**WHAT NEEDS TO BE DONE:** Leave out any picture and return the remaining listing below exactly as given.

**INPUT ROWS:**
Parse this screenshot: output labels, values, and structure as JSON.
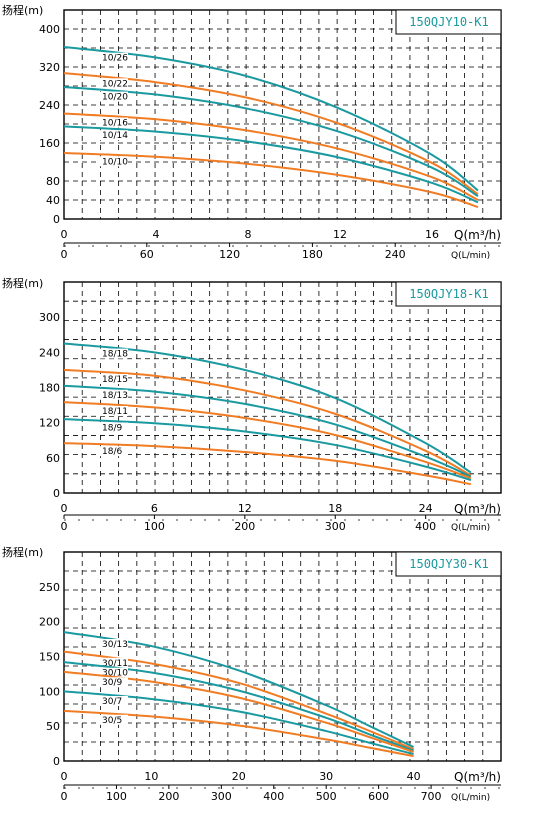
{
  "chart_data": [
    {
      "type": "line",
      "model": "150QJY10-K1",
      "ylabel": "扬程(m)",
      "xlabel": "Q(m³/h)",
      "xlabel_flow": "Q(L/min)",
      "ylim": [
        0,
        440
      ],
      "xlim": [
        0,
        19
      ],
      "yticks": [
        "0",
        "40",
        "80",
        "160",
        "240",
        "320",
        "400"
      ],
      "ytick_values": [
        0,
        40,
        80,
        160,
        240,
        320,
        400
      ],
      "xticks": [
        "0",
        "4",
        "8",
        "12",
        "16"
      ],
      "xtick_values": [
        0,
        4,
        8,
        12,
        16
      ],
      "flow_ticks": [
        "0",
        "60",
        "120",
        "180",
        "240"
      ],
      "flow_tick_values": [
        0,
        60,
        120,
        180,
        240
      ],
      "flow_factor": 16.667,
      "series": [
        {
          "name": "10/26",
          "color": "#1a9aa0",
          "x": [
            0,
            4,
            8,
            12,
            16,
            18
          ],
          "y": [
            362,
            340,
            300,
            232,
            135,
            60
          ]
        },
        {
          "name": "10/22",
          "color": "#f07c24",
          "x": [
            0,
            4,
            8,
            12,
            16,
            18
          ],
          "y": [
            307,
            288,
            255,
            200,
            118,
            52
          ]
        },
        {
          "name": "10/20",
          "color": "#1a9aa0",
          "x": [
            0,
            4,
            8,
            12,
            16,
            18
          ],
          "y": [
            278,
            262,
            232,
            183,
            108,
            48
          ]
        },
        {
          "name": "10/16",
          "color": "#f07c24",
          "x": [
            0,
            4,
            8,
            12,
            16,
            18
          ],
          "y": [
            222,
            210,
            186,
            147,
            88,
            40
          ]
        },
        {
          "name": "10/14",
          "color": "#1a9aa0",
          "x": [
            0,
            4,
            8,
            12,
            16,
            18
          ],
          "y": [
            195,
            184,
            163,
            129,
            76,
            35
          ]
        },
        {
          "name": "10/10",
          "color": "#f07c24",
          "x": [
            0,
            4,
            8,
            12,
            16,
            18
          ],
          "y": [
            139,
            131,
            116,
            92,
            56,
            25
          ]
        }
      ]
    },
    {
      "type": "line",
      "model": "150QJY18-K1",
      "ylabel": "扬程(m)",
      "xlabel": "Q(m³/h)",
      "xlabel_flow": "Q(L/min)",
      "ylim": [
        0,
        360
      ],
      "xlim": [
        0,
        29
      ],
      "yticks": [
        "0",
        "60",
        "120",
        "180",
        "240",
        "300"
      ],
      "ytick_values": [
        0,
        60,
        120,
        180,
        240,
        300
      ],
      "xticks": [
        "0",
        "6",
        "12",
        "18",
        "24"
      ],
      "xtick_values": [
        0,
        6,
        12,
        18,
        24
      ],
      "flow_ticks": [
        "0",
        "100",
        "200",
        "300",
        "400"
      ],
      "flow_tick_values": [
        0,
        100,
        200,
        300,
        400
      ],
      "flow_factor": 16.667,
      "series": [
        {
          "name": "18/18",
          "color": "#1a9aa0",
          "x": [
            0,
            6,
            12,
            18,
            24,
            27
          ],
          "y": [
            255,
            240,
            210,
            162,
            85,
            35
          ]
        },
        {
          "name": "18/15",
          "color": "#f07c24",
          "x": [
            0,
            6,
            12,
            18,
            24,
            27
          ],
          "y": [
            210,
            200,
            175,
            135,
            72,
            30
          ]
        },
        {
          "name": "18/13",
          "color": "#1a9aa0",
          "x": [
            0,
            6,
            12,
            18,
            24,
            27
          ],
          "y": [
            183,
            173,
            152,
            117,
            62,
            28
          ]
        },
        {
          "name": "18/11",
          "color": "#f07c24",
          "x": [
            0,
            6,
            12,
            18,
            24,
            27
          ],
          "y": [
            155,
            146,
            128,
            99,
            53,
            25
          ]
        },
        {
          "name": "18/9",
          "color": "#1a9aa0",
          "x": [
            0,
            6,
            12,
            18,
            24,
            27
          ],
          "y": [
            126,
            119,
            105,
            82,
            45,
            22
          ]
        },
        {
          "name": "18/6",
          "color": "#f07c24",
          "x": [
            0,
            6,
            12,
            18,
            24,
            27
          ],
          "y": [
            85,
            80,
            70,
            55,
            30,
            15
          ]
        }
      ]
    },
    {
      "type": "line",
      "model": "150QJY30-K1",
      "ylabel": "扬程(m)",
      "xlabel": "Q(m³/h)",
      "xlabel_flow": "Q(L/min)",
      "ylim": [
        0,
        300
      ],
      "xlim": [
        0,
        50
      ],
      "yticks": [
        "0",
        "50",
        "100",
        "150",
        "200",
        "250"
      ],
      "ytick_values": [
        0,
        50,
        100,
        150,
        200,
        250
      ],
      "xticks": [
        "0",
        "10",
        "20",
        "30",
        "40"
      ],
      "xtick_values": [
        0,
        10,
        20,
        30,
        40
      ],
      "flow_ticks": [
        "0",
        "100",
        "200",
        "300",
        "400",
        "500",
        "600",
        "700"
      ],
      "flow_tick_values": [
        0,
        100,
        200,
        300,
        400,
        500,
        600,
        700
      ],
      "flow_factor": 16.667,
      "series": [
        {
          "name": "30/13",
          "color": "#1a9aa0",
          "x": [
            0,
            10,
            20,
            30,
            35,
            40
          ],
          "y": [
            185,
            165,
            130,
            80,
            50,
            20
          ]
        },
        {
          "name": "30/11",
          "color": "#f07c24",
          "x": [
            0,
            10,
            20,
            30,
            35,
            40
          ],
          "y": [
            157,
            140,
            112,
            68,
            43,
            17
          ]
        },
        {
          "name": "30/10",
          "color": "#1a9aa0",
          "x": [
            0,
            10,
            20,
            30,
            35,
            40
          ],
          "y": [
            142,
            127,
            101,
            62,
            38,
            15
          ]
        },
        {
          "name": "30/9",
          "color": "#f07c24",
          "x": [
            0,
            10,
            20,
            30,
            35,
            40
          ],
          "y": [
            128,
            114,
            91,
            55,
            34,
            13
          ]
        },
        {
          "name": "30/7",
          "color": "#1a9aa0",
          "x": [
            0,
            10,
            20,
            30,
            35,
            40
          ],
          "y": [
            100,
            89,
            71,
            43,
            26,
            10
          ]
        },
        {
          "name": "30/5",
          "color": "#f07c24",
          "x": [
            0,
            10,
            20,
            30,
            35,
            40
          ],
          "y": [
            72,
            64,
            51,
            31,
            19,
            7
          ]
        }
      ]
    }
  ]
}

**ANSWER TO THE EXERCISE:**
Parse this screenshot: output labels, values, and structure as JSON.
{
  "chart_data": [
    {
      "type": "line",
      "model": "150QJY10-K1",
      "ylabel": "扬程(m)",
      "xlabel": "Q(m³/h)",
      "xlabel_flow": "Q(L/min)",
      "ylim": [
        0,
        440
      ],
      "xlim": [
        0,
        19
      ],
      "yticks": [
        "0",
        "40",
        "80",
        "160",
        "240",
        "320",
        "400"
      ],
      "ytick_values": [
        0,
        40,
        80,
        160,
        240,
        320,
        400
      ],
      "xticks": [
        "0",
        "4",
        "8",
        "12",
        "16"
      ],
      "xtick_values": [
        0,
        4,
        8,
        12,
        16
      ],
      "flow_ticks": [
        "0",
        "60",
        "120",
        "180",
        "240"
      ],
      "flow_tick_values": [
        0,
        60,
        120,
        180,
        240
      ],
      "flow_factor": 16.667,
      "series": [
        {
          "name": "10/26",
          "color": "#1a9aa0",
          "x": [
            0,
            4,
            8,
            12,
            16,
            18
          ],
          "y": [
            362,
            340,
            300,
            232,
            135,
            60
          ]
        },
        {
          "name": "10/22",
          "color": "#f07c24",
          "x": [
            0,
            4,
            8,
            12,
            16,
            18
          ],
          "y": [
            307,
            288,
            255,
            200,
            118,
            52
          ]
        },
        {
          "name": "10/20",
          "color": "#1a9aa0",
          "x": [
            0,
            4,
            8,
            12,
            16,
            18
          ],
          "y": [
            278,
            262,
            232,
            183,
            108,
            48
          ]
        },
        {
          "name": "10/16",
          "color": "#f07c24",
          "x": [
            0,
            4,
            8,
            12,
            16,
            18
          ],
          "y": [
            222,
            210,
            186,
            147,
            88,
            40
          ]
        },
        {
          "name": "10/14",
          "color": "#1a9aa0",
          "x": [
            0,
            4,
            8,
            12,
            16,
            18
          ],
          "y": [
            195,
            184,
            163,
            129,
            76,
            35
          ]
        },
        {
          "name": "10/10",
          "color": "#f07c24",
          "x": [
            0,
            4,
            8,
            12,
            16,
            18
          ],
          "y": [
            139,
            131,
            116,
            92,
            56,
            25
          ]
        }
      ]
    },
    {
      "type": "line",
      "model": "150QJY18-K1",
      "ylabel": "扬程(m)",
      "xlabel": "Q(m³/h)",
      "xlabel_flow": "Q(L/min)",
      "ylim": [
        0,
        360
      ],
      "xlim": [
        0,
        29
      ],
      "yticks": [
        "0",
        "60",
        "120",
        "180",
        "240",
        "300"
      ],
      "ytick_values": [
        0,
        60,
        120,
        180,
        240,
        300
      ],
      "xticks": [
        "0",
        "6",
        "12",
        "18",
        "24"
      ],
      "xtick_values": [
        0,
        6,
        12,
        18,
        24
      ],
      "flow_ticks": [
        "0",
        "100",
        "200",
        "300",
        "400"
      ],
      "flow_tick_values": [
        0,
        100,
        200,
        300,
        400
      ],
      "flow_factor": 16.667,
      "series": [
        {
          "name": "18/18",
          "color": "#1a9aa0",
          "x": [
            0,
            6,
            12,
            18,
            24,
            27
          ],
          "y": [
            255,
            240,
            210,
            162,
            85,
            35
          ]
        },
        {
          "name": "18/15",
          "color": "#f07c24",
          "x": [
            0,
            6,
            12,
            18,
            24,
            27
          ],
          "y": [
            210,
            200,
            175,
            135,
            72,
            30
          ]
        },
        {
          "name": "18/13",
          "color": "#1a9aa0",
          "x": [
            0,
            6,
            12,
            18,
            24,
            27
          ],
          "y": [
            183,
            173,
            152,
            117,
            62,
            28
          ]
        },
        {
          "name": "18/11",
          "color": "#f07c24",
          "x": [
            0,
            6,
            12,
            18,
            24,
            27
          ],
          "y": [
            155,
            146,
            128,
            99,
            53,
            25
          ]
        },
        {
          "name": "18/9",
          "color": "#1a9aa0",
          "x": [
            0,
            6,
            12,
            18,
            24,
            27
          ],
          "y": [
            126,
            119,
            105,
            82,
            45,
            22
          ]
        },
        {
          "name": "18/6",
          "color": "#f07c24",
          "x": [
            0,
            6,
            12,
            18,
            24,
            27
          ],
          "y": [
            85,
            80,
            70,
            55,
            30,
            15
          ]
        }
      ]
    },
    {
      "type": "line",
      "model": "150QJY30-K1",
      "ylabel": "扬程(m)",
      "xlabel": "Q(m³/h)",
      "xlabel_flow": "Q(L/min)",
      "ylim": [
        0,
        300
      ],
      "xlim": [
        0,
        50
      ],
      "yticks": [
        "0",
        "50",
        "100",
        "150",
        "200",
        "250"
      ],
      "ytick_values": [
        0,
        50,
        100,
        150,
        200,
        250
      ],
      "xticks": [
        "0",
        "10",
        "20",
        "30",
        "40"
      ],
      "xtick_values": [
        0,
        10,
        20,
        30,
        40
      ],
      "flow_ticks": [
        "0",
        "100",
        "200",
        "300",
        "400",
        "500",
        "600",
        "700"
      ],
      "flow_tick_values": [
        0,
        100,
        200,
        300,
        400,
        500,
        600,
        700
      ],
      "flow_factor": 16.667,
      "series": [
        {
          "name": "30/13",
          "color": "#1a9aa0",
          "x": [
            0,
            10,
            20,
            30,
            35,
            40
          ],
          "y": [
            185,
            165,
            130,
            80,
            50,
            20
          ]
        },
        {
          "name": "30/11",
          "color": "#f07c24",
          "x": [
            0,
            10,
            20,
            30,
            35,
            40
          ],
          "y": [
            157,
            140,
            112,
            68,
            43,
            17
          ]
        },
        {
          "name": "30/10",
          "color": "#1a9aa0",
          "x": [
            0,
            10,
            20,
            30,
            35,
            40
          ],
          "y": [
            142,
            127,
            101,
            62,
            38,
            15
          ]
        },
        {
          "name": "30/9",
          "color": "#f07c24",
          "x": [
            0,
            10,
            20,
            30,
            35,
            40
          ],
          "y": [
            128,
            114,
            91,
            55,
            34,
            13
          ]
        },
        {
          "name": "30/7",
          "color": "#1a9aa0",
          "x": [
            0,
            10,
            20,
            30,
            35,
            40
          ],
          "y": [
            100,
            89,
            71,
            43,
            26,
            10
          ]
        },
        {
          "name": "30/5",
          "color": "#f07c24",
          "x": [
            0,
            10,
            20,
            30,
            35,
            40
          ],
          "y": [
            72,
            64,
            51,
            31,
            19,
            7
          ]
        }
      ]
    }
  ]
}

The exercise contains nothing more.